— START OF Source material —

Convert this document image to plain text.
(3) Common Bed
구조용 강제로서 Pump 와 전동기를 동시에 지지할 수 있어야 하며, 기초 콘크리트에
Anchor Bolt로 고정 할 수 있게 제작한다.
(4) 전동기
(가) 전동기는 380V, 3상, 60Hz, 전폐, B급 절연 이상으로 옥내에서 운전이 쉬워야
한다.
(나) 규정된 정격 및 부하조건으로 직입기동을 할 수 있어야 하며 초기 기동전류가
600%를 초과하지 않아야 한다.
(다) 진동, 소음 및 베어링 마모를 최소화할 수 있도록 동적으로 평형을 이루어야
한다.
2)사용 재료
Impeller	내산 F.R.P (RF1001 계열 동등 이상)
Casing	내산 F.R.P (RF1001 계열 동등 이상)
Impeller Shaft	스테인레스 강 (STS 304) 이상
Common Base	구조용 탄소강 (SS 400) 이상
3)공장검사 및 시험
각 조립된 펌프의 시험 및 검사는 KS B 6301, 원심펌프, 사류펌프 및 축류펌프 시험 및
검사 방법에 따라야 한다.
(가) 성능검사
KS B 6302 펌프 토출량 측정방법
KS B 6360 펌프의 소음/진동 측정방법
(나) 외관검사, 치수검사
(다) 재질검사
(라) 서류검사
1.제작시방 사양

— END OF Source material —

**Aim of the exercise**
Return all of the entries exactly as written.

**Reply to the task**
Convert this document image to plain text.
(3) Common Bed
구조용 강제로서 Pump 와 전동기를 동시에 지지할 수 있어야 하며, 기초 콘크리트에
Anchor Bolt로 고정 할 수 있게 제작한다.
(4) 전동기
(가) 전동기는 380V, 3상, 60Hz, 전폐, B급 절연 이상으로 옥내에서 운전이 쉬워야
한다.
(나) 규정된 정격 및 부하조건으로 직입기동을 할 수 있어야 하며 초기 기동전류가
600%를 초과하지 않아야 한다.
(다) 진동, 소음 및 베어링 마모를 최소화할 수 있도록 동적으로 평형을 이루어야
한다.
2)사용 재료
Impeller	내산 F.R.P (RF1001 계열 동등 이상)
Casing	내산 F.R.P (RF1001 계열 동등 이상)
Impeller Shaft	스테인레스 강 (STS 304) 이상
Common Base	구조용 탄소강 (SS 400) 이상
3)공장검사 및 시험
각 조립된 펌프의 시험 및 검사는 KS B 6301, 원심펌프, 사류펌프 및 축류펌프 시험 및
검사 방법에 따라야 한다.
(가) 성능검사
KS B 6302 펌프 토출량 측정방법
KS B 6360 펌프의 소음/진동 측정방법
(나) 외관검사, 치수검사
(다) 재질검사
(라) 서류검사
1.제작시방 사양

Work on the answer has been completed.